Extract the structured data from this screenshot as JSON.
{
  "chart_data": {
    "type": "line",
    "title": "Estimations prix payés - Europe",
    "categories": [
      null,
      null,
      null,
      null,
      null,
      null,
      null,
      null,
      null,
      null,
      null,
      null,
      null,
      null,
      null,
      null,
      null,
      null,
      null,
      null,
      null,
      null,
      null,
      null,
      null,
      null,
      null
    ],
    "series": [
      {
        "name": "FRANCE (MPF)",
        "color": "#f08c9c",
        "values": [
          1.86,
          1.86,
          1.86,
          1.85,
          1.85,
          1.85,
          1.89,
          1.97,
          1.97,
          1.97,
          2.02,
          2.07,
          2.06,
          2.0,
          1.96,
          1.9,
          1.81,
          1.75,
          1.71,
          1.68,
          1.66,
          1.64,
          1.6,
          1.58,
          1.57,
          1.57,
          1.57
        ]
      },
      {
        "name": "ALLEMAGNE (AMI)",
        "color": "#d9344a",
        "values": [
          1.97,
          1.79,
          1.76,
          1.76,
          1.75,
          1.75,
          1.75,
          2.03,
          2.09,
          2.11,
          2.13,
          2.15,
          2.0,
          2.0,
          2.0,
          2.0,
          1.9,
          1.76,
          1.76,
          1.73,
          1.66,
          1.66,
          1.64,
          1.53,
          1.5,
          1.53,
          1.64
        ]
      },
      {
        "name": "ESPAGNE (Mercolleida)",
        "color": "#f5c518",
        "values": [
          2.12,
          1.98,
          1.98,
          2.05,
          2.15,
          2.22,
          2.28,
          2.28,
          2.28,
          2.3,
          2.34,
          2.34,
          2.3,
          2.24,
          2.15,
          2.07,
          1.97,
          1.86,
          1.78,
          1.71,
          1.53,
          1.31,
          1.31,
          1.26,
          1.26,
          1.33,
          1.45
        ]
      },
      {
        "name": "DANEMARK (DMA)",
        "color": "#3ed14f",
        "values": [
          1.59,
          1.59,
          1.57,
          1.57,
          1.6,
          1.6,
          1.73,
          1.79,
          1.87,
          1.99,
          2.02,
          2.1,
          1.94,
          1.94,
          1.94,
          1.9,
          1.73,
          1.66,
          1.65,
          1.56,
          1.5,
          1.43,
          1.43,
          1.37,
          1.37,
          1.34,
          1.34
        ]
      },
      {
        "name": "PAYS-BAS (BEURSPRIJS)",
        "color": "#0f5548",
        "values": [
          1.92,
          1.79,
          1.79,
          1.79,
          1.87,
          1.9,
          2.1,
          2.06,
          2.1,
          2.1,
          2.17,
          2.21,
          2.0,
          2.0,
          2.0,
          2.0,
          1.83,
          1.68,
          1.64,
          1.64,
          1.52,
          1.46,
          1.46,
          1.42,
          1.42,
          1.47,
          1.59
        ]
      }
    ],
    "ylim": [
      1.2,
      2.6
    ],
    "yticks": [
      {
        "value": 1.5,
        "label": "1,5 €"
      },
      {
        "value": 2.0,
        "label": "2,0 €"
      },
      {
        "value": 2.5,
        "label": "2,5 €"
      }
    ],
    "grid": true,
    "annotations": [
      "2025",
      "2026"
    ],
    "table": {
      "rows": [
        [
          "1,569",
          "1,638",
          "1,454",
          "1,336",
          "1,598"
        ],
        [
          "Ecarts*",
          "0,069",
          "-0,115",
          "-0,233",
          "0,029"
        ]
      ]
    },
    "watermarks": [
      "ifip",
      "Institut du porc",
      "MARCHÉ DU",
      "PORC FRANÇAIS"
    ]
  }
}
== == ==
INSTRUCTION:
Select and copy every line of the material that holds the string "color".

WORKED ANSWER:
        "color": "#f08c9c",
        "color": "#d9344a",
        "color": "#f5c518",
        "color": "#3ed14f",
        "color": "#0f5548",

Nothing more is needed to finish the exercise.